» **Directions**:
Using the data below, gather each line that includes the word "Valentine".
[start]
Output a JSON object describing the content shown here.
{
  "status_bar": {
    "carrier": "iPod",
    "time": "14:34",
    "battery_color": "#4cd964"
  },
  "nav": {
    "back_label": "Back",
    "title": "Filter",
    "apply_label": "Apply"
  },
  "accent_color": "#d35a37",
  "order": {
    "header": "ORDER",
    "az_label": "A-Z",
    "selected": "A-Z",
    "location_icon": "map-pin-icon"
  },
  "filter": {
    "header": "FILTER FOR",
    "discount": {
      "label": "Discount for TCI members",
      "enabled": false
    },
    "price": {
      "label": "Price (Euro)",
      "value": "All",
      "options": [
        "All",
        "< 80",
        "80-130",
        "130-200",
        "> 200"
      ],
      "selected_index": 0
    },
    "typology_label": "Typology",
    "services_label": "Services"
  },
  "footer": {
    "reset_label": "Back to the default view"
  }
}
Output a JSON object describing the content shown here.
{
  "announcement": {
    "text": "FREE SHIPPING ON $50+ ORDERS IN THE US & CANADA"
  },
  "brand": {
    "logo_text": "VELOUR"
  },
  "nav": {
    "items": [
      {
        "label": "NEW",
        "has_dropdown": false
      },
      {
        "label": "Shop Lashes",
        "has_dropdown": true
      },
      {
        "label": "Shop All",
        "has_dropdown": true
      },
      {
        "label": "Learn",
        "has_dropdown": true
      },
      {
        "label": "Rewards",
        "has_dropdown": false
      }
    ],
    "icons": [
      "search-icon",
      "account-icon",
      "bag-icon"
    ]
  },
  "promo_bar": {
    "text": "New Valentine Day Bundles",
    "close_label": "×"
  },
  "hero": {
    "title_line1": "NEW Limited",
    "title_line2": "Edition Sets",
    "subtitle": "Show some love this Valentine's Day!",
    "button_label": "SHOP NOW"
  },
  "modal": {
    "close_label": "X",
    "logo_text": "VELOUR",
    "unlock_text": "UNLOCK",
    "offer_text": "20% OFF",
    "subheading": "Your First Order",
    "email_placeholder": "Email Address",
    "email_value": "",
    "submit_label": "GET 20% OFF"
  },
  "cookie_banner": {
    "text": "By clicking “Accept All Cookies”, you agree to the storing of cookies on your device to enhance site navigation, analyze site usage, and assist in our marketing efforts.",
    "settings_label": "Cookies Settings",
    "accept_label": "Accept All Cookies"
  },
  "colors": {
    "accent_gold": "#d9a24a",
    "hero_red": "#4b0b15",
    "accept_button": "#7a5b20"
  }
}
[end]
» **Task solution**:
    "text": "New Valentine Day Bundles",
    "subtitle": "Show some love this Valentine's Day!",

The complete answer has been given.